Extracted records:
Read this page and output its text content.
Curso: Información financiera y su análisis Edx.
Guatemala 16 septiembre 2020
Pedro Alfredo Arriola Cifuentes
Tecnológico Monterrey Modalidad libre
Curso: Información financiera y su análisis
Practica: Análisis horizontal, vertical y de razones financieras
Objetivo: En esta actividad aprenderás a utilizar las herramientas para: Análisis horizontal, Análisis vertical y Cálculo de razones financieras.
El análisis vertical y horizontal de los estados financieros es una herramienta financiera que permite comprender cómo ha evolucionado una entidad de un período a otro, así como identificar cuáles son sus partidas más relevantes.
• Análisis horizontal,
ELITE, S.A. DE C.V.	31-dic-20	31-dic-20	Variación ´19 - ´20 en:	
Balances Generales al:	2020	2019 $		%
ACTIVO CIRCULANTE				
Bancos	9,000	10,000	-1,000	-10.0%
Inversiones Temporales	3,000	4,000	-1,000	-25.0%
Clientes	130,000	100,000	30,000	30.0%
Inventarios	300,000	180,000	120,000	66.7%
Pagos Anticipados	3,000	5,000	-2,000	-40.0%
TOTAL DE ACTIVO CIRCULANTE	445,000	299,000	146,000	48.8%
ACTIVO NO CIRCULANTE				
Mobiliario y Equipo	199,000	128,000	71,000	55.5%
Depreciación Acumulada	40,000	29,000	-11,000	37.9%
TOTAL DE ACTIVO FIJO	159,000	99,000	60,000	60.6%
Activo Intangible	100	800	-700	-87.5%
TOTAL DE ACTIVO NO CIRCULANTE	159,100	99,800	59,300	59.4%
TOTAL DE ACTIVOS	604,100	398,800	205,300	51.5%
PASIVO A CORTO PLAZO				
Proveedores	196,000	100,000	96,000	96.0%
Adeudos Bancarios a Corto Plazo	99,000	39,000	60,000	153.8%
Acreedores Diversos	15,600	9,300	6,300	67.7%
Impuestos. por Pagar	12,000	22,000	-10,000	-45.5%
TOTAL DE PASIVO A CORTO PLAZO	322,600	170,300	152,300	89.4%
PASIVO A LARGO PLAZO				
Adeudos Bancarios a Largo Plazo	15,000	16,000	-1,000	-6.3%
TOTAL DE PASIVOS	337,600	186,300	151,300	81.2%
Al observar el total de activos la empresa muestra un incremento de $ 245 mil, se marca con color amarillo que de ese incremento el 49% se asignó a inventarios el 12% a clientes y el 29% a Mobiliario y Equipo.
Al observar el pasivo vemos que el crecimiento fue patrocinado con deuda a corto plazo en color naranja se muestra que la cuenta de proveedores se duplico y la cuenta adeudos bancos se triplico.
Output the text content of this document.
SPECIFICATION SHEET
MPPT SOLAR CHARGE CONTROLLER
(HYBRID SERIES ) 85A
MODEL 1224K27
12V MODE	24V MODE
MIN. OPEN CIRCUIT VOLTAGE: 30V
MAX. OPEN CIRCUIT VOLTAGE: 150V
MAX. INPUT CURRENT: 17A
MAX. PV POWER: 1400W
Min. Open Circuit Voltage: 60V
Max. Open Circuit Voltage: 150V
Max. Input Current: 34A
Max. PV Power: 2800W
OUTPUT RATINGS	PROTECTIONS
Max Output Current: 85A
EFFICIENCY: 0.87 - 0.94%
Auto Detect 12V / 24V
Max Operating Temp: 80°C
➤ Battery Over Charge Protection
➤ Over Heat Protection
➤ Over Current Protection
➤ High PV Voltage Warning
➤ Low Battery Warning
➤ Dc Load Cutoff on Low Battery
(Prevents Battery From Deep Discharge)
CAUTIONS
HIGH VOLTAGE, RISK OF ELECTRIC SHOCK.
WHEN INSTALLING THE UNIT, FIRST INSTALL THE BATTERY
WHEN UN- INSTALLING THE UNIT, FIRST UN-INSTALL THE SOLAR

### AIM OF THE TASK
Pick out every line with the string "SOLAR" and copy it.

### THE RESPONSE
MPPT SOLAR CHARGE CONTROLLER
WHEN UN- INSTALLING THE UNIT, FIRST UN-INSTALL THE SOLAR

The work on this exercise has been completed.